- The exercise: Gather up all lines that carry the word "controller".

━━━ Records supplied

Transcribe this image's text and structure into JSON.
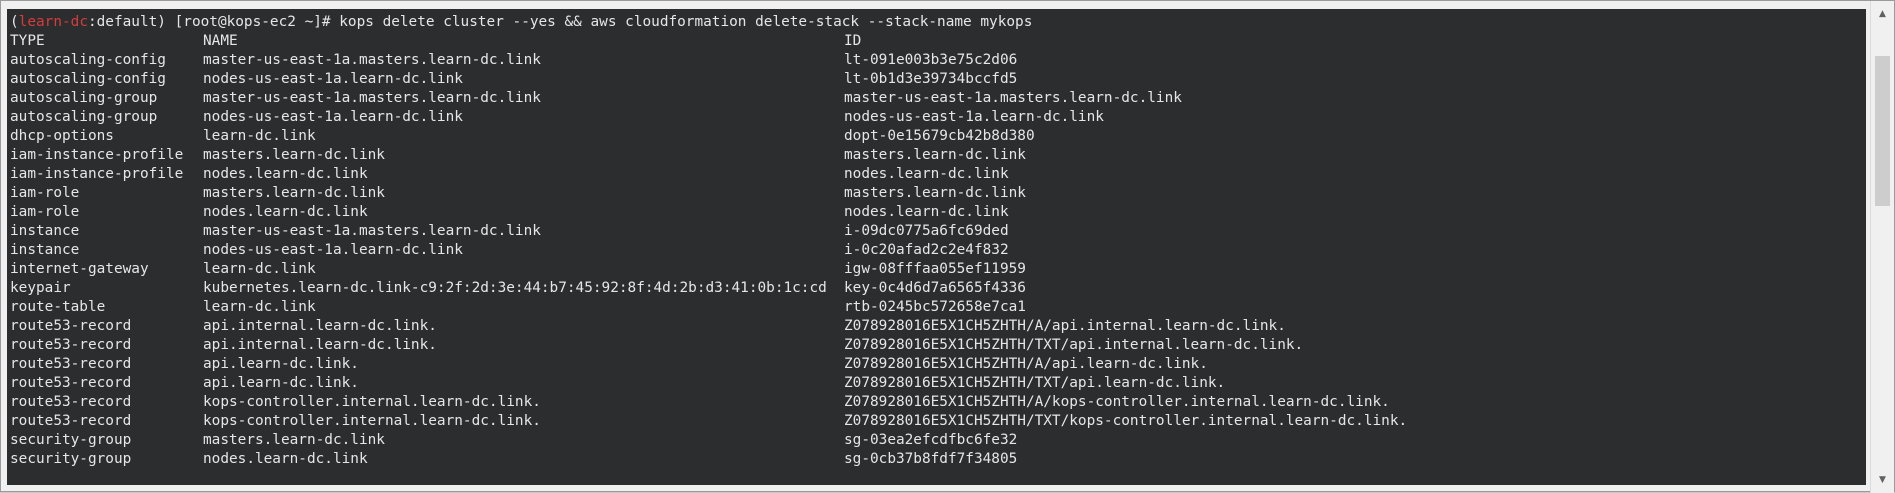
{
  "prompt": {
    "open_paren": "(",
    "env": "learn-dc",
    "context": ":default) ",
    "user_host": "[root@kops-ec2 ~]# ",
    "command": "kops delete cluster --yes && aws cloudformation delete-stack --stack-name mykops"
  },
  "table": {
    "headers": {
      "type": "TYPE",
      "name": "NAME",
      "id": "ID"
    },
    "rows": [
      {
        "type": "autoscaling-config",
        "name": "master-us-east-1a.masters.learn-dc.link",
        "id": "lt-091e003b3e75c2d06"
      },
      {
        "type": "autoscaling-config",
        "name": "nodes-us-east-1a.learn-dc.link",
        "id": "lt-0b1d3e39734bccfd5"
      },
      {
        "type": "autoscaling-group",
        "name": "master-us-east-1a.masters.learn-dc.link",
        "id": "master-us-east-1a.masters.learn-dc.link"
      },
      {
        "type": "autoscaling-group",
        "name": "nodes-us-east-1a.learn-dc.link",
        "id": "nodes-us-east-1a.learn-dc.link"
      },
      {
        "type": "dhcp-options",
        "name": "learn-dc.link",
        "id": "dopt-0e15679cb42b8d380"
      },
      {
        "type": "iam-instance-profile",
        "name": "masters.learn-dc.link",
        "id": "masters.learn-dc.link"
      },
      {
        "type": "iam-instance-profile",
        "name": "nodes.learn-dc.link",
        "id": "nodes.learn-dc.link"
      },
      {
        "type": "iam-role",
        "name": "masters.learn-dc.link",
        "id": "masters.learn-dc.link"
      },
      {
        "type": "iam-role",
        "name": "nodes.learn-dc.link",
        "id": "nodes.learn-dc.link"
      },
      {
        "type": "instance",
        "name": "master-us-east-1a.masters.learn-dc.link",
        "id": "i-09dc0775a6fc69ded"
      },
      {
        "type": "instance",
        "name": "nodes-us-east-1a.learn-dc.link",
        "id": "i-0c20afad2c2e4f832"
      },
      {
        "type": "internet-gateway",
        "name": "learn-dc.link",
        "id": "igw-08fffaa055ef11959"
      },
      {
        "type": "keypair",
        "name": "kubernetes.learn-dc.link-c9:2f:2d:3e:44:b7:45:92:8f:4d:2b:d3:41:0b:1c:cd",
        "id": "key-0c4d6d7a6565f4336"
      },
      {
        "type": "route-table",
        "name": "learn-dc.link",
        "id": "rtb-0245bc572658e7ca1"
      },
      {
        "type": "route53-record",
        "name": "api.internal.learn-dc.link.",
        "id": "Z078928016E5X1CH5ZHTH/A/api.internal.learn-dc.link."
      },
      {
        "type": "route53-record",
        "name": "api.internal.learn-dc.link.",
        "id": "Z078928016E5X1CH5ZHTH/TXT/api.internal.learn-dc.link."
      },
      {
        "type": "route53-record",
        "name": "api.learn-dc.link.",
        "id": "Z078928016E5X1CH5ZHTH/A/api.learn-dc.link."
      },
      {
        "type": "route53-record",
        "name": "api.learn-dc.link.",
        "id": "Z078928016E5X1CH5ZHTH/TXT/api.learn-dc.link."
      },
      {
        "type": "route53-record",
        "name": "kops-controller.internal.learn-dc.link.",
        "id": "Z078928016E5X1CH5ZHTH/A/kops-controller.internal.learn-dc.link."
      },
      {
        "type": "route53-record",
        "name": "kops-controller.internal.learn-dc.link.",
        "id": "Z078928016E5X1CH5ZHTH/TXT/kops-controller.internal.learn-dc.link."
      },
      {
        "type": "security-group",
        "name": "masters.learn-dc.link",
        "id": "sg-03ea2efcdfbc6fe32"
      },
      {
        "type": "security-group",
        "name": "nodes.learn-dc.link",
        "id": "sg-0cb37b8fdf7f34805"
      }
    ]
  },
  "scrollbar": {
    "up_icon": "▲",
    "down_icon": "▼",
    "position": 0.1
  },
  "colors": {
    "terminal_bg": "#2b2d2e",
    "text": "#e6e6e6",
    "env_highlight": "#d63c3c"
  }
}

━━━━━━

- Final result:
        "name": "kops-controller.internal.learn-dc.link.",
        "id": "Z078928016E5X1CH5ZHTH/A/kops-controller.internal.learn-dc.link."
        "name": "kops-controller.internal.learn-dc.link.",
        "id": "Z078928016E5X1CH5ZHTH/TXT/kops-controller.internal.learn-dc.link."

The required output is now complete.